_TASK TO COMPLETE_
Copy out every line of the listing below without changes, leaving out the pictures.

───── RECORD SET

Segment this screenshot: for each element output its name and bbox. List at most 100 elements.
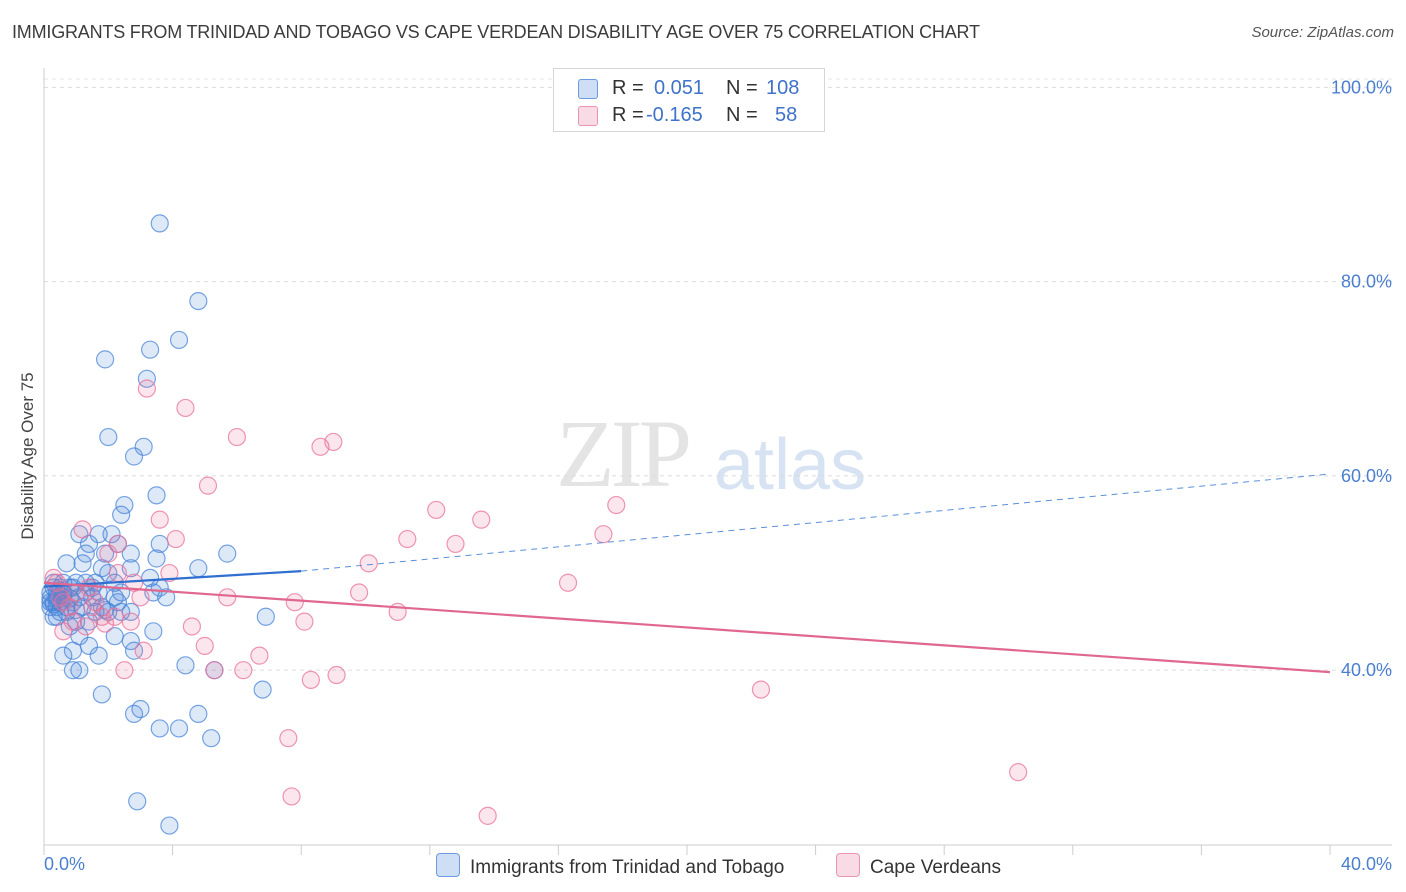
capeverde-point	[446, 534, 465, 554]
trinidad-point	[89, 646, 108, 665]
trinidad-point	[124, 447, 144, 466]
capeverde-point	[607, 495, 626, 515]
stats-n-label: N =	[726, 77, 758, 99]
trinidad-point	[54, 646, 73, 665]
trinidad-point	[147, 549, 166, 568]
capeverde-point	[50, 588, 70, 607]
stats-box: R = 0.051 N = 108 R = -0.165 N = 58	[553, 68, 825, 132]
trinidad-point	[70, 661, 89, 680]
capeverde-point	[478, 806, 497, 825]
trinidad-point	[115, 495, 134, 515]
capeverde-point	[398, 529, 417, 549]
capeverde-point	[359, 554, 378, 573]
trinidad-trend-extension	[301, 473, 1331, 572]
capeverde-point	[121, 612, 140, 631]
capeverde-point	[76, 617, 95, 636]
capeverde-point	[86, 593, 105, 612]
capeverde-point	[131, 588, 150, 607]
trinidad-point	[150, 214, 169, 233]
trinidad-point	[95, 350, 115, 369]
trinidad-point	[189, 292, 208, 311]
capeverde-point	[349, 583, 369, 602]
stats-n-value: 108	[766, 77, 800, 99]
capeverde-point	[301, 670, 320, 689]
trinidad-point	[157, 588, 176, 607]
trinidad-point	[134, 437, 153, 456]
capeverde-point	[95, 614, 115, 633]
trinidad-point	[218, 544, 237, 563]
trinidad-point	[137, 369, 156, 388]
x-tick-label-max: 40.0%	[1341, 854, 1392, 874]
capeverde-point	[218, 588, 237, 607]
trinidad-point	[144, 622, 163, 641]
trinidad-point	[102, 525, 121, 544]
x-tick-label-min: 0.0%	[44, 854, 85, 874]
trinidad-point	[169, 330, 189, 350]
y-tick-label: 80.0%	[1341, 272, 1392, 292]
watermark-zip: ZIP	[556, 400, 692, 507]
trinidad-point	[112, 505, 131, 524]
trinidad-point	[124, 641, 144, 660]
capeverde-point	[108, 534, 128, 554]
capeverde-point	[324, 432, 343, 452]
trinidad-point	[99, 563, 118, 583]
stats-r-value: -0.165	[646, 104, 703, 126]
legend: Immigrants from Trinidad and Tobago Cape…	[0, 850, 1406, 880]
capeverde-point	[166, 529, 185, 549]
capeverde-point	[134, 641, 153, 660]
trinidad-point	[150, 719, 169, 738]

──────────

_ANSWER FOR THE TASK_
Segment this screenshot: for each element output its name and bbox. List at most 100 elements.
capeverde-point	[446, 534, 465, 554]
trinidad-point	[89, 646, 108, 665]
trinidad-point	[124, 447, 144, 466]
capeverde-point	[607, 495, 626, 515]
stats-n-label: N =	[726, 77, 758, 99]
trinidad-point	[54, 646, 73, 665]
trinidad-point	[147, 549, 166, 568]
capeverde-point	[50, 588, 70, 607]
stats-box: R = 0.051 N = 108 R = -0.165 N = 58	[553, 68, 825, 132]
trinidad-point	[70, 661, 89, 680]
capeverde-point	[478, 806, 497, 825]
trinidad-point	[115, 495, 134, 515]
capeverde-point	[398, 529, 417, 549]
capeverde-point	[359, 554, 378, 573]
trinidad-trend-extension	[301, 473, 1331, 572]
capeverde-point	[121, 612, 140, 631]
capeverde-point	[76, 617, 95, 636]
capeverde-point	[86, 593, 105, 612]
capeverde-point	[131, 588, 150, 607]
trinidad-point	[150, 214, 169, 233]
trinidad-point	[95, 350, 115, 369]
trinidad-point	[189, 292, 208, 311]
capeverde-point	[349, 583, 369, 602]
stats-n-value: 108	[766, 77, 800, 99]
capeverde-point	[301, 670, 320, 689]
trinidad-point	[157, 588, 176, 607]
trinidad-point	[134, 437, 153, 456]
capeverde-point	[95, 614, 115, 633]
trinidad-point	[218, 544, 237, 563]
trinidad-point	[137, 369, 156, 388]
x-tick-label-max: 40.0%	[1341, 854, 1392, 874]
capeverde-point	[218, 588, 237, 607]
trinidad-point	[144, 622, 163, 641]
trinidad-point	[102, 525, 121, 544]
x-tick-label-min: 0.0%	[44, 854, 85, 874]
trinidad-point	[169, 330, 189, 350]
y-tick-label: 80.0%	[1341, 272, 1392, 292]
watermark-zip: ZIP	[556, 400, 692, 507]
trinidad-point	[112, 505, 131, 524]
trinidad-point	[124, 641, 144, 660]
capeverde-point	[108, 534, 128, 554]
capeverde-point	[324, 432, 343, 452]
trinidad-point	[99, 563, 118, 583]
stats-r-value: -0.165	[646, 104, 703, 126]
legend: Immigrants from Trinidad and Tobago Cape…	[0, 850, 1406, 880]
capeverde-point	[166, 529, 185, 549]
capeverde-point	[134, 641, 153, 660]
trinidad-point	[150, 719, 169, 738]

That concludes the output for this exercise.